Rows excerpted from a collection
• • • • • • •

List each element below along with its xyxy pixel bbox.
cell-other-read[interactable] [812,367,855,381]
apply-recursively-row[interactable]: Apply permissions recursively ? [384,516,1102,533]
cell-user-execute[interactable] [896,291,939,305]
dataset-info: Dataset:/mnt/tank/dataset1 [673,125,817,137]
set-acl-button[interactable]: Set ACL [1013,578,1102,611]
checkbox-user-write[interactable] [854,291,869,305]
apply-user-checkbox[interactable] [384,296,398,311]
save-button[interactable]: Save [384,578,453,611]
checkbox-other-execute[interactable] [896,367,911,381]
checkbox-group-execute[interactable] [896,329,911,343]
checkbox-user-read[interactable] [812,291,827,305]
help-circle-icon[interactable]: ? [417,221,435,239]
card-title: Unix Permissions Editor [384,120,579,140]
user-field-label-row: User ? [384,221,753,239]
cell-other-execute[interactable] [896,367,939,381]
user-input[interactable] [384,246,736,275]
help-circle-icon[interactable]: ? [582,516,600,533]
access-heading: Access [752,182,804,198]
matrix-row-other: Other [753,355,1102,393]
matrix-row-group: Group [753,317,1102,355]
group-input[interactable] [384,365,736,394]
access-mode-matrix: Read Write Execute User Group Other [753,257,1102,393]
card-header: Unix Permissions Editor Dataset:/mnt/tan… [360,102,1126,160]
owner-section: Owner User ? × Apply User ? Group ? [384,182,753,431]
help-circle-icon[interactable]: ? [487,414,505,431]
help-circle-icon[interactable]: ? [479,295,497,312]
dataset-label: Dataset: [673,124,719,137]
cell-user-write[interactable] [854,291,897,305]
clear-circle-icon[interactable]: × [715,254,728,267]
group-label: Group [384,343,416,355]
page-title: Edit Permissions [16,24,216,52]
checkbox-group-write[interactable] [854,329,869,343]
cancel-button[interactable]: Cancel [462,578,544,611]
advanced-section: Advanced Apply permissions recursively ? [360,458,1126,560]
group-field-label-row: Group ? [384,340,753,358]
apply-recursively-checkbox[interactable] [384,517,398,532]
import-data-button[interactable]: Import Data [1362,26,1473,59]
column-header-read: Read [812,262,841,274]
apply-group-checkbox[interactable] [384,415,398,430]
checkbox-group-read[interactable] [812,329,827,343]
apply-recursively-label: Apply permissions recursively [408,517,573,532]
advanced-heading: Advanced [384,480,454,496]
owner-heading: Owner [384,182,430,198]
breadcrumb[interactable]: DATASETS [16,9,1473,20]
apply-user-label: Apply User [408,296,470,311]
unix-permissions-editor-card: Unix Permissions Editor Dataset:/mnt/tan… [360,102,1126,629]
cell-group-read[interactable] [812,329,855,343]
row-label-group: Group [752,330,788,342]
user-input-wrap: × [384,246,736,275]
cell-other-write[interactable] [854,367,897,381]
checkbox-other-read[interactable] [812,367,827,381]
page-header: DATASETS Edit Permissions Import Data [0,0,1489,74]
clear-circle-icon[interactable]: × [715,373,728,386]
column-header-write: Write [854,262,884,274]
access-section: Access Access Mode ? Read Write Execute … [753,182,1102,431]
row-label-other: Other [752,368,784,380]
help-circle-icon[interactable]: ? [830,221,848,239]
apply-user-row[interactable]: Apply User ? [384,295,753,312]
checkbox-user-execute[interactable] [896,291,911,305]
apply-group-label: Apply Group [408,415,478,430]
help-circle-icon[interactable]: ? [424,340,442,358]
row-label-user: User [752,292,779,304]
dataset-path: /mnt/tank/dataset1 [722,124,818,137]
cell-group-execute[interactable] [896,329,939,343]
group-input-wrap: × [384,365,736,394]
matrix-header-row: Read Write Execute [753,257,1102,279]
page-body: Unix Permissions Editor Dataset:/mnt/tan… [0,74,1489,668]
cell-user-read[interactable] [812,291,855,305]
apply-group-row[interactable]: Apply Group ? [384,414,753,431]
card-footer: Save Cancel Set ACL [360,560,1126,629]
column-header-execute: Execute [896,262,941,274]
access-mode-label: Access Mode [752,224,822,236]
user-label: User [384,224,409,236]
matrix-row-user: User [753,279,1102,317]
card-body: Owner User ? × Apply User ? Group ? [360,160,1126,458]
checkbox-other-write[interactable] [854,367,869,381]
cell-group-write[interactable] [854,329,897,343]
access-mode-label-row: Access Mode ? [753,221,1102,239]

• • • • • • •

Goal of the exercise »
Copy out every row above character for character, with nothing changed.

Output of the task »
List each element below along with its xyxy pixel bbox.
cell-other-read[interactable] [812,367,855,381]
apply-recursively-row[interactable]: Apply permissions recursively ? [384,516,1102,533]
cell-user-execute[interactable] [896,291,939,305]
dataset-info: Dataset:/mnt/tank/dataset1 [673,125,817,137]
set-acl-button[interactable]: Set ACL [1013,578,1102,611]
checkbox-user-write[interactable] [854,291,869,305]
apply-user-checkbox[interactable] [384,296,398,311]
save-button[interactable]: Save [384,578,453,611]
checkbox-other-execute[interactable] [896,367,911,381]
checkbox-group-execute[interactable] [896,329,911,343]
checkbox-user-read[interactable] [812,291,827,305]
help-circle-icon[interactable]: ? [417,221,435,239]
card-title: Unix Permissions Editor [384,120,579,140]
user-field-label-row: User ? [384,221,753,239]
cell-other-execute[interactable] [896,367,939,381]
user-input[interactable] [384,246,736,275]
help-circle-icon[interactable]: ? [582,516,600,533]
access-heading: Access [752,182,804,198]
matrix-row-other: Other [753,355,1102,393]
matrix-row-group: Group [753,317,1102,355]
group-input[interactable] [384,365,736,394]
access-mode-matrix: Read Write Execute User Group Other [753,257,1102,393]
card-header: Unix Permissions Editor Dataset:/mnt/tan… [360,102,1126,160]
owner-section: Owner User ? × Apply User ? Group ? [384,182,753,431]
help-circle-icon[interactable]: ? [487,414,505,431]
help-circle-icon[interactable]: ? [479,295,497,312]
dataset-label: Dataset: [673,124,719,137]
cell-user-write[interactable] [854,291,897,305]
clear-circle-icon[interactable]: × [715,254,728,267]
group-label: Group [384,343,416,355]
page-title: Edit Permissions [16,24,216,52]
checkbox-group-write[interactable] [854,329,869,343]
cancel-button[interactable]: Cancel [462,578,544,611]
advanced-section: Advanced Apply permissions recursively ? [360,458,1126,560]
group-field-label-row: Group ? [384,340,753,358]
apply-recursively-checkbox[interactable] [384,517,398,532]
import-data-button[interactable]: Import Data [1362,26,1473,59]
column-header-read: Read [812,262,841,274]
apply-group-checkbox[interactable] [384,415,398,430]
checkbox-group-read[interactable] [812,329,827,343]
apply-recursively-label: Apply permissions recursively [408,517,573,532]
advanced-heading: Advanced [384,480,454,496]
owner-heading: Owner [384,182,430,198]
breadcrumb[interactable]: DATASETS [16,9,1473,20]
apply-user-label: Apply User [408,296,470,311]
unix-permissions-editor-card: Unix Permissions Editor Dataset:/mnt/tan… [360,102,1126,629]
cell-group-read[interactable] [812,329,855,343]
row-label-group: Group [752,330,788,342]
user-input-wrap: × [384,246,736,275]
cell-other-write[interactable] [854,367,897,381]
checkbox-other-read[interactable] [812,367,827,381]
page-header: DATASETS Edit Permissions Import Data [0,0,1489,74]
clear-circle-icon[interactable]: × [715,373,728,386]
column-header-write: Write [854,262,884,274]
access-section: Access Access Mode ? Read Write Execute … [753,182,1102,431]
row-label-other: Other [752,368,784,380]
help-circle-icon[interactable]: ? [830,221,848,239]
apply-user-row[interactable]: Apply User ? [384,295,753,312]
checkbox-user-execute[interactable] [896,291,911,305]
apply-group-label: Apply Group [408,415,478,430]
help-circle-icon[interactable]: ? [424,340,442,358]
row-label-user: User [752,292,779,304]
dataset-path: /mnt/tank/dataset1 [722,124,818,137]
cell-group-execute[interactable] [896,329,939,343]
group-input-wrap: × [384,365,736,394]
matrix-header-row: Read Write Execute [753,257,1102,279]
page-body: Unix Permissions Editor Dataset:/mnt/tan… [0,74,1489,668]
cell-user-read[interactable] [812,291,855,305]
apply-group-row[interactable]: Apply Group ? [384,414,753,431]
card-footer: Save Cancel Set ACL [360,560,1126,629]
column-header-execute: Execute [896,262,941,274]
access-mode-label: Access Mode [752,224,822,236]
user-label: User [384,224,409,236]
matrix-row-user: User [753,279,1102,317]
card-body: Owner User ? × Apply User ? Group ? [360,160,1126,458]
checkbox-other-write[interactable] [854,367,869,381]
cell-group-write[interactable] [854,329,897,343]
access-mode-label-row: Access Mode ? [753,221,1102,239]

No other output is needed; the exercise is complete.